Reproduce every record exactly as it appears, but not the pictures.

— begin Dataset records —

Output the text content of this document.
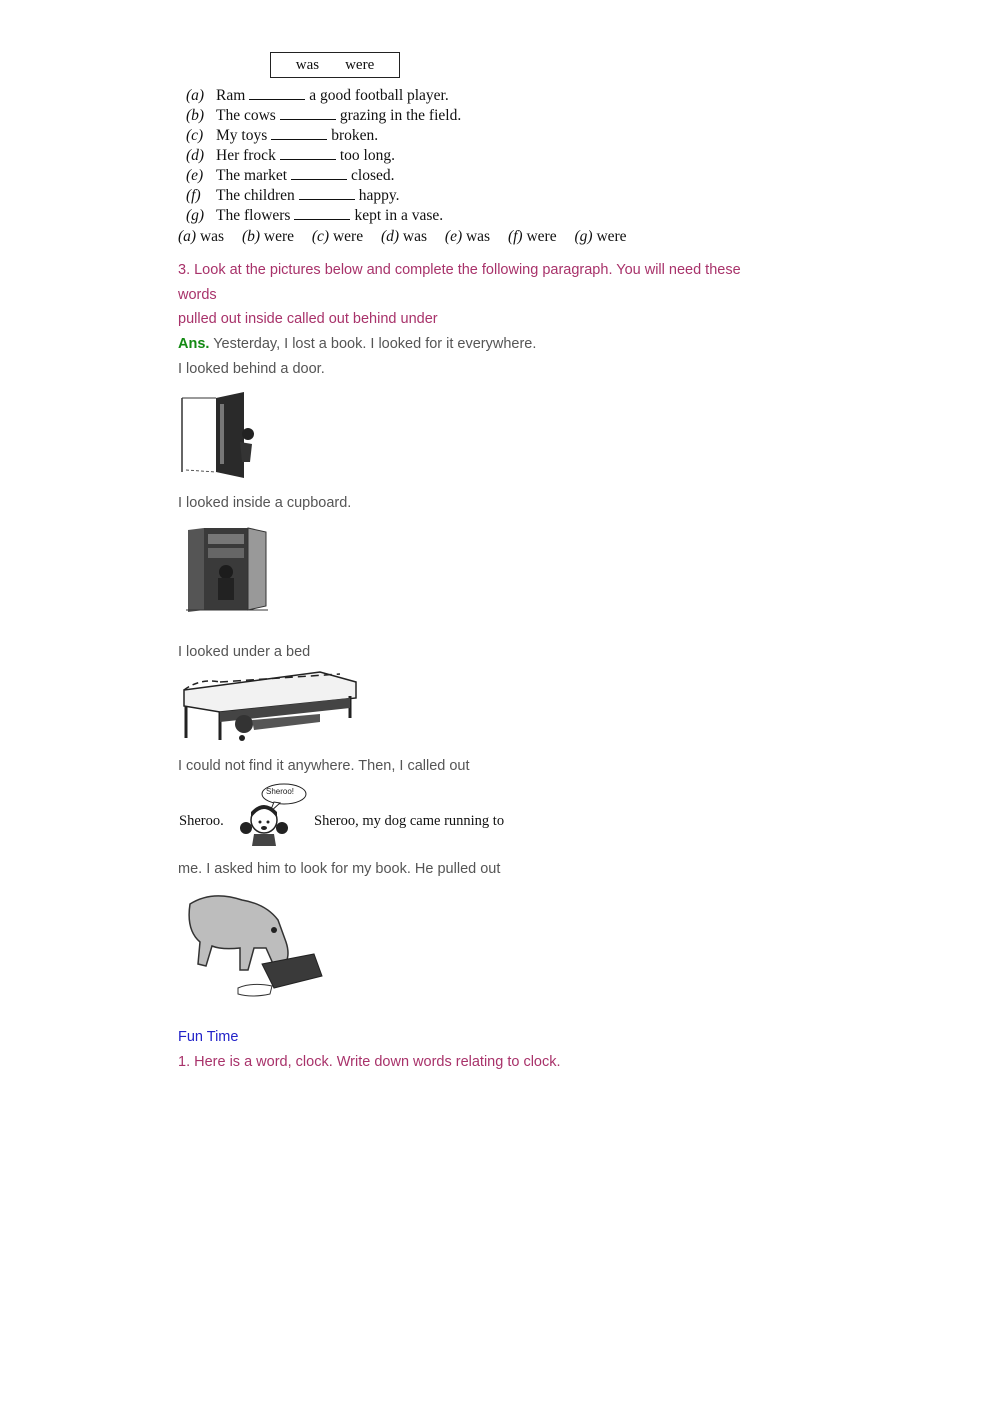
was were
(a) Ram	a good football player.
(b) The cows	grazing in the field.
(c) My toys	broken.
(d) Her frock	too long.
(e) The market	closed.
(f) The children	happy.
(g) The flowers	kept in a vase.
(a) was (b) were (c) were (d) was (e) was (f) were (g) were
3. Look at the pictures below and complete the following paragraph. You will need these
words
pulled out inside called out behind under
Ans. Yesterday, I lost a book. I looked for it everywhere.
I looked behind a door.
I looked inside a cupboard.
I looked under a bed
I could not find it anywhere. Then, I called out
Sheroo.
Sheroo!
Sheroo, my dog came running to
me. I asked him to look for my book. He pulled out
Fun Time
1. Here is a word, clock. Write down words relating to clock.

— end Dataset records —

Written answer:
Output the text content of this document.
was were
(a) Ram	a good football player.
(b) The cows	grazing in the field.
(c) My toys	broken.
(d) Her frock	too long.
(e) The market	closed.
(f) The children	happy.
(g) The flowers	kept in a vase.
(a) was (b) were (c) were (d) was (e) was (f) were (g) were
3. Look at the pictures below and complete the following paragraph. You will need these
words
pulled out inside called out behind under
Ans. Yesterday, I lost a book. I looked for it everywhere.
I looked behind a door.
I looked inside a cupboard.
I looked under a bed
I could not find it anywhere. Then, I called out
Sheroo.
Sheroo!
Sheroo, my dog came running to
me. I asked him to look for my book. He pulled out
Fun Time
1. Here is a word, clock. Write down words relating to clock.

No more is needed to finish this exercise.